Check each line of the listing, and copy it if it contains the word "考试真题".

Dataset excerpts —
====

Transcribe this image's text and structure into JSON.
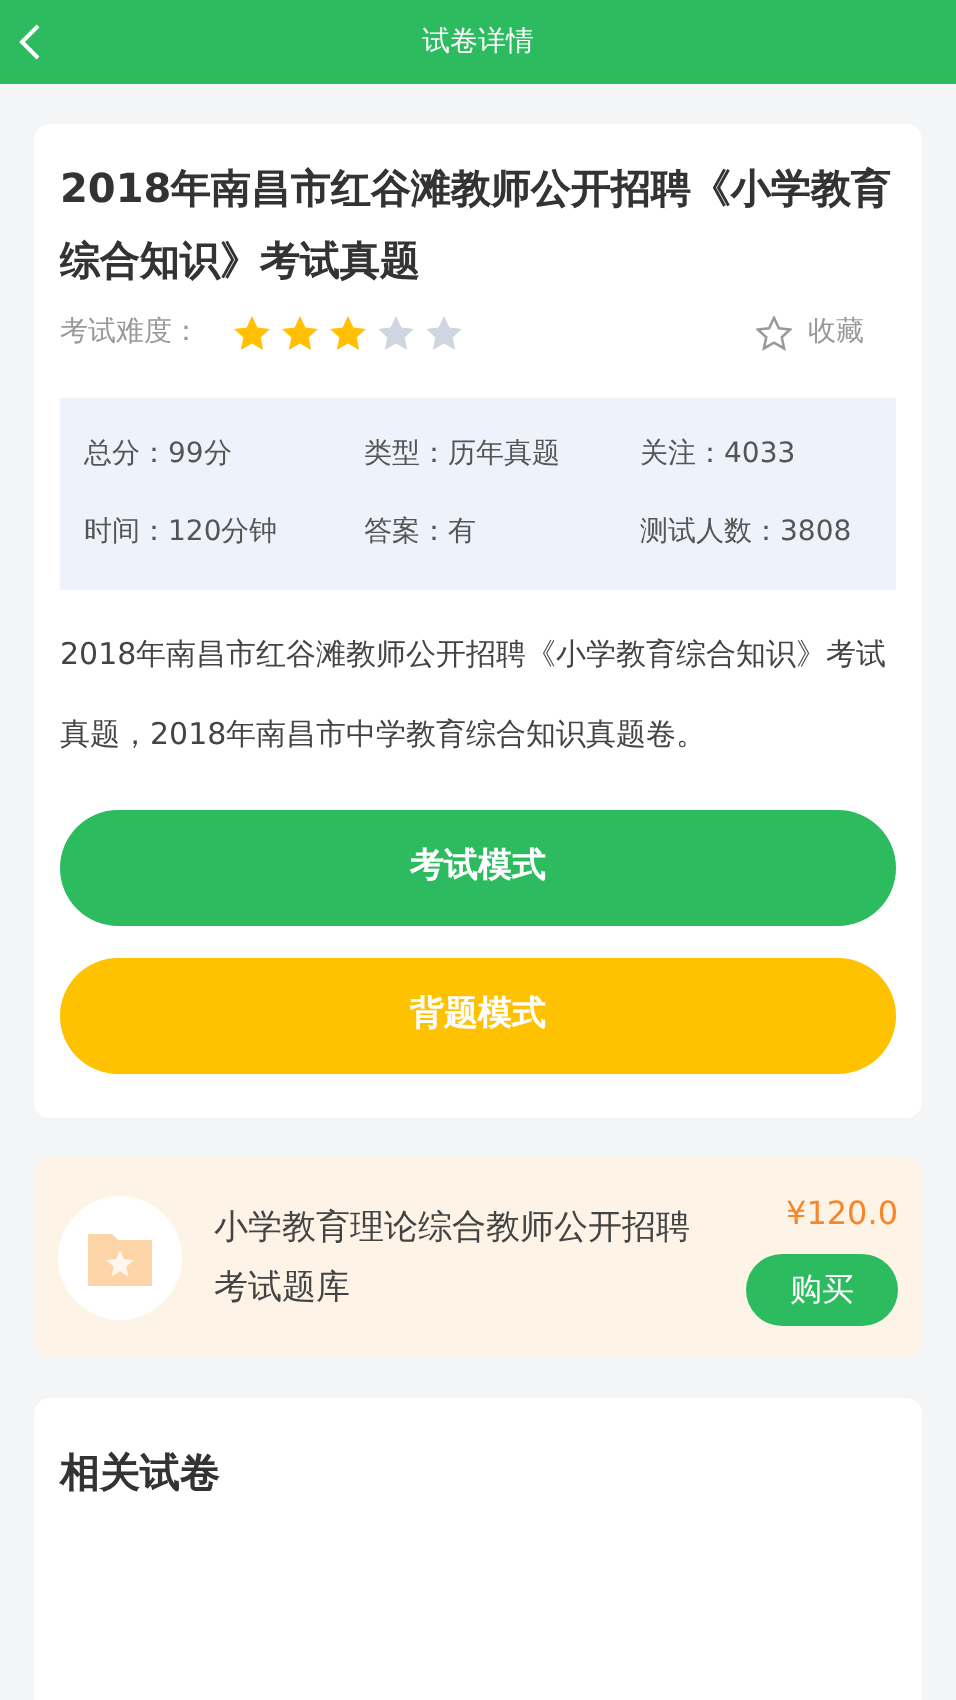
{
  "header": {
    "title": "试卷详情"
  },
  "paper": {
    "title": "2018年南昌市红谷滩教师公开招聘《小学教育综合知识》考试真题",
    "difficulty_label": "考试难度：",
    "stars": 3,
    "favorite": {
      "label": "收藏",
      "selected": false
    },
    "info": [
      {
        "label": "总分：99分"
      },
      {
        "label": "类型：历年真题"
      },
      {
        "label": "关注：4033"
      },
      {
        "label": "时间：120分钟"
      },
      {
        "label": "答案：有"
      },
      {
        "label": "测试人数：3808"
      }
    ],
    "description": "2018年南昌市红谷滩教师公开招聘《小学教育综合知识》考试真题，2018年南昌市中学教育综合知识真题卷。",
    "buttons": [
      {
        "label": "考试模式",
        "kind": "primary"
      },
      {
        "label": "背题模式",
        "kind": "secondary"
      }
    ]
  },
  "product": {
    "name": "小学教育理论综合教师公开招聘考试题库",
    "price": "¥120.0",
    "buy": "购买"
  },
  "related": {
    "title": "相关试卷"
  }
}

====

PROBLEM SOLUTION —
    "title": "2018年南昌市红谷滩教师公开招聘《小学教育综合知识》考试真题",
    "description": "2018年南昌市红谷滩教师公开招聘《小学教育综合知识》考试真题，2018年南昌市中学教育综合知识真题卷。",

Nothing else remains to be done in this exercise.